● **Job**: Make an exact copy of the listing below.

▬▬▬

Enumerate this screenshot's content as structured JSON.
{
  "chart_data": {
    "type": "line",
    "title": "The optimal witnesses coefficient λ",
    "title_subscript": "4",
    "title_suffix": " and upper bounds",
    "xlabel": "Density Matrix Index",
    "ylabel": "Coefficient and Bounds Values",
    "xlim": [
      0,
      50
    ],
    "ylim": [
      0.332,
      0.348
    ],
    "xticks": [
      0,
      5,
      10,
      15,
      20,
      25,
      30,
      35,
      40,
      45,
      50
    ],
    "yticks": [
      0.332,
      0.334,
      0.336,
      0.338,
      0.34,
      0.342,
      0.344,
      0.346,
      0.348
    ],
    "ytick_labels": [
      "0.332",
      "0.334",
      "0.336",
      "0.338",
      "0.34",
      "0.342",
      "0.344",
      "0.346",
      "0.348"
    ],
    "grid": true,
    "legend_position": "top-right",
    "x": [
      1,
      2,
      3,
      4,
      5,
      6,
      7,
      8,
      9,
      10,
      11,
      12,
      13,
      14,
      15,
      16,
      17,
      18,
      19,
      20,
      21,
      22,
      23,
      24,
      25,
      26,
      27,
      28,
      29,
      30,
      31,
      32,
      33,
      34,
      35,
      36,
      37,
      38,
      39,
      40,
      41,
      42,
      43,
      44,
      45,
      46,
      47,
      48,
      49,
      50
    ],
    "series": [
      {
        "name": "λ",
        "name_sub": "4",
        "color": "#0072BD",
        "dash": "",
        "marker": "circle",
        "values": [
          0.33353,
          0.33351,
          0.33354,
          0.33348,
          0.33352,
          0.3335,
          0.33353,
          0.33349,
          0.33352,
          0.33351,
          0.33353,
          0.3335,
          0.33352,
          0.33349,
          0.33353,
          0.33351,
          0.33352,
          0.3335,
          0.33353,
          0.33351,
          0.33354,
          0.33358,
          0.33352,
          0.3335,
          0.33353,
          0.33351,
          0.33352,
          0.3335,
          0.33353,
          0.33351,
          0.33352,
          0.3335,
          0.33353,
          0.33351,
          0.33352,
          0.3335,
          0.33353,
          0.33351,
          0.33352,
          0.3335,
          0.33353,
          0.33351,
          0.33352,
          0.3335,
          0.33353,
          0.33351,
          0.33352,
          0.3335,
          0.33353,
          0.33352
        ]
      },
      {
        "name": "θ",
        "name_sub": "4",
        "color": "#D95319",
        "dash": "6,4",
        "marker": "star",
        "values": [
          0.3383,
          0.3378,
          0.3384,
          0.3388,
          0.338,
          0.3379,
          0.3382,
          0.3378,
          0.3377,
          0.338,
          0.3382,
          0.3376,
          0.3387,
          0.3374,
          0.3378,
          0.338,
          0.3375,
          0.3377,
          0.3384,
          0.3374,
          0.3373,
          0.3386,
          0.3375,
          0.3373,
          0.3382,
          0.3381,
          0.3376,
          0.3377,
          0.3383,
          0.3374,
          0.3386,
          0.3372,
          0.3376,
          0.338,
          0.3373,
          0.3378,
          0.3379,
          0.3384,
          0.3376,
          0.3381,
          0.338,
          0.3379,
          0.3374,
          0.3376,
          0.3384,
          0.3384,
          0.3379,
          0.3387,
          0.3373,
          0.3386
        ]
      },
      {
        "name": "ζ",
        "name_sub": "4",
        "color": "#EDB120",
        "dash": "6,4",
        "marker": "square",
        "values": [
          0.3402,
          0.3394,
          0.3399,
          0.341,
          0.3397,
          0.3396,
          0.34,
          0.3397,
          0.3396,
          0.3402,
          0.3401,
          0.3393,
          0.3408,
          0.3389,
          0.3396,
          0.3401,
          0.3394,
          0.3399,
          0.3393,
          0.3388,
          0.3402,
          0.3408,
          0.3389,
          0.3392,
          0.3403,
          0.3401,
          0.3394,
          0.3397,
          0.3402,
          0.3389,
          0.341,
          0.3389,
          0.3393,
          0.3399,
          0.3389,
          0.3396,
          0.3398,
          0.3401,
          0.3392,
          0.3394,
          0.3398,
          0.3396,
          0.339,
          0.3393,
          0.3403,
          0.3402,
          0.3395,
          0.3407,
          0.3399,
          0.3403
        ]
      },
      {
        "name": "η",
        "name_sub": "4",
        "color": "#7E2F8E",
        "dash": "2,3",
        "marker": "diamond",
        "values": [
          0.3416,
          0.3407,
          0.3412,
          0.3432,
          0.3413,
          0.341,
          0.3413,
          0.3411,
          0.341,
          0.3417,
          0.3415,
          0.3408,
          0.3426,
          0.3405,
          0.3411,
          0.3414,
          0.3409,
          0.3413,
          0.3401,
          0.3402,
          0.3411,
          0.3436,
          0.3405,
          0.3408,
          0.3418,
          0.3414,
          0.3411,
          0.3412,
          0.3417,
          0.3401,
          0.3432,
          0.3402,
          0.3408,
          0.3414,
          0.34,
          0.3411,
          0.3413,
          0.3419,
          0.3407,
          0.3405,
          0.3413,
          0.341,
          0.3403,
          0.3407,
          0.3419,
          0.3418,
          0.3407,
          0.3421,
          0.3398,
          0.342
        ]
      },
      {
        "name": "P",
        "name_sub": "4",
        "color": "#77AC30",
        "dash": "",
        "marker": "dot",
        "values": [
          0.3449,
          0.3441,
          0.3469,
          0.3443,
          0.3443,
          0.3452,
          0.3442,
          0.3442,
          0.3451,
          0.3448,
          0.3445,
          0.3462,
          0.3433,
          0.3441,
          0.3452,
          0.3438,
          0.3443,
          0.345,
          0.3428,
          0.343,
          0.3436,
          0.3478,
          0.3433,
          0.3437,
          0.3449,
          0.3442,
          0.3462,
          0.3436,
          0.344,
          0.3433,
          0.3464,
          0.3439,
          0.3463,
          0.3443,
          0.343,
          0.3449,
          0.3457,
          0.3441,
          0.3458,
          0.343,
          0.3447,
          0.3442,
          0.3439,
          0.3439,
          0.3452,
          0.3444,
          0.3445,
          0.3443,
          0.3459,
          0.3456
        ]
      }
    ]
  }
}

▬▬▬

● **Result of this task**:
Enumerate this screenshot's content as structured JSON.
{
  "chart_data": {
    "type": "line",
    "title": "The optimal witnesses coefficient λ",
    "title_subscript": "4",
    "title_suffix": " and upper bounds",
    "xlabel": "Density Matrix Index",
    "ylabel": "Coefficient and Bounds Values",
    "xlim": [
      0,
      50
    ],
    "ylim": [
      0.332,
      0.348
    ],
    "xticks": [
      0,
      5,
      10,
      15,
      20,
      25,
      30,
      35,
      40,
      45,
      50
    ],
    "yticks": [
      0.332,
      0.334,
      0.336,
      0.338,
      0.34,
      0.342,
      0.344,
      0.346,
      0.348
    ],
    "ytick_labels": [
      "0.332",
      "0.334",
      "0.336",
      "0.338",
      "0.34",
      "0.342",
      "0.344",
      "0.346",
      "0.348"
    ],
    "grid": true,
    "legend_position": "top-right",
    "x": [
      1,
      2,
      3,
      4,
      5,
      6,
      7,
      8,
      9,
      10,
      11,
      12,
      13,
      14,
      15,
      16,
      17,
      18,
      19,
      20,
      21,
      22,
      23,
      24,
      25,
      26,
      27,
      28,
      29,
      30,
      31,
      32,
      33,
      34,
      35,
      36,
      37,
      38,
      39,
      40,
      41,
      42,
      43,
      44,
      45,
      46,
      47,
      48,
      49,
      50
    ],
    "series": [
      {
        "name": "λ",
        "name_sub": "4",
        "color": "#0072BD",
        "dash": "",
        "marker": "circle",
        "values": [
          0.33353,
          0.33351,
          0.33354,
          0.33348,
          0.33352,
          0.3335,
          0.33353,
          0.33349,
          0.33352,
          0.33351,
          0.33353,
          0.3335,
          0.33352,
          0.33349,
          0.33353,
          0.33351,
          0.33352,
          0.3335,
          0.33353,
          0.33351,
          0.33354,
          0.33358,
          0.33352,
          0.3335,
          0.33353,
          0.33351,
          0.33352,
          0.3335,
          0.33353,
          0.33351,
          0.33352,
          0.3335,
          0.33353,
          0.33351,
          0.33352,
          0.3335,
          0.33353,
          0.33351,
          0.33352,
          0.3335,
          0.33353,
          0.33351,
          0.33352,
          0.3335,
          0.33353,
          0.33351,
          0.33352,
          0.3335,
          0.33353,
          0.33352
        ]
      },
      {
        "name": "θ",
        "name_sub": "4",
        "color": "#D95319",
        "dash": "6,4",
        "marker": "star",
        "values": [
          0.3383,
          0.3378,
          0.3384,
          0.3388,
          0.338,
          0.3379,
          0.3382,
          0.3378,
          0.3377,
          0.338,
          0.3382,
          0.3376,
          0.3387,
          0.3374,
          0.3378,
          0.338,
          0.3375,
          0.3377,
          0.3384,
          0.3374,
          0.3373,
          0.3386,
          0.3375,
          0.3373,
          0.3382,
          0.3381,
          0.3376,
          0.3377,
          0.3383,
          0.3374,
          0.3386,
          0.3372,
          0.3376,
          0.338,
          0.3373,
          0.3378,
          0.3379,
          0.3384,
          0.3376,
          0.3381,
          0.338,
          0.3379,
          0.3374,
          0.3376,
          0.3384,
          0.3384,
          0.3379,
          0.3387,
          0.3373,
          0.3386
        ]
      },
      {
        "name": "ζ",
        "name_sub": "4",
        "color": "#EDB120",
        "dash": "6,4",
        "marker": "square",
        "values": [
          0.3402,
          0.3394,
          0.3399,
          0.341,
          0.3397,
          0.3396,
          0.34,
          0.3397,
          0.3396,
          0.3402,
          0.3401,
          0.3393,
          0.3408,
          0.3389,
          0.3396,
          0.3401,
          0.3394,
          0.3399,
          0.3393,
          0.3388,
          0.3402,
          0.3408,
          0.3389,
          0.3392,
          0.3403,
          0.3401,
          0.3394,
          0.3397,
          0.3402,
          0.3389,
          0.341,
          0.3389,
          0.3393,
          0.3399,
          0.3389,
          0.3396,
          0.3398,
          0.3401,
          0.3392,
          0.3394,
          0.3398,
          0.3396,
          0.339,
          0.3393,
          0.3403,
          0.3402,
          0.3395,
          0.3407,
          0.3399,
          0.3403
        ]
      },
      {
        "name": "η",
        "name_sub": "4",
        "color": "#7E2F8E",
        "dash": "2,3",
        "marker": "diamond",
        "values": [
          0.3416,
          0.3407,
          0.3412,
          0.3432,
          0.3413,
          0.341,
          0.3413,
          0.3411,
          0.341,
          0.3417,
          0.3415,
          0.3408,
          0.3426,
          0.3405,
          0.3411,
          0.3414,
          0.3409,
          0.3413,
          0.3401,
          0.3402,
          0.3411,
          0.3436,
          0.3405,
          0.3408,
          0.3418,
          0.3414,
          0.3411,
          0.3412,
          0.3417,
          0.3401,
          0.3432,
          0.3402,
          0.3408,
          0.3414,
          0.34,
          0.3411,
          0.3413,
          0.3419,
          0.3407,
          0.3405,
          0.3413,
          0.341,
          0.3403,
          0.3407,
          0.3419,
          0.3418,
          0.3407,
          0.3421,
          0.3398,
          0.342
        ]
      },
      {
        "name": "P",
        "name_sub": "4",
        "color": "#77AC30",
        "dash": "",
        "marker": "dot",
        "values": [
          0.3449,
          0.3441,
          0.3469,
          0.3443,
          0.3443,
          0.3452,
          0.3442,
          0.3442,
          0.3451,
          0.3448,
          0.3445,
          0.3462,
          0.3433,
          0.3441,
          0.3452,
          0.3438,
          0.3443,
          0.345,
          0.3428,
          0.343,
          0.3436,
          0.3478,
          0.3433,
          0.3437,
          0.3449,
          0.3442,
          0.3462,
          0.3436,
          0.344,
          0.3433,
          0.3464,
          0.3439,
          0.3463,
          0.3443,
          0.343,
          0.3449,
          0.3457,
          0.3441,
          0.3458,
          0.343,
          0.3447,
          0.3442,
          0.3439,
          0.3439,
          0.3452,
          0.3444,
          0.3445,
          0.3443,
          0.3459,
          0.3456
        ]
      }
    ]
  }
}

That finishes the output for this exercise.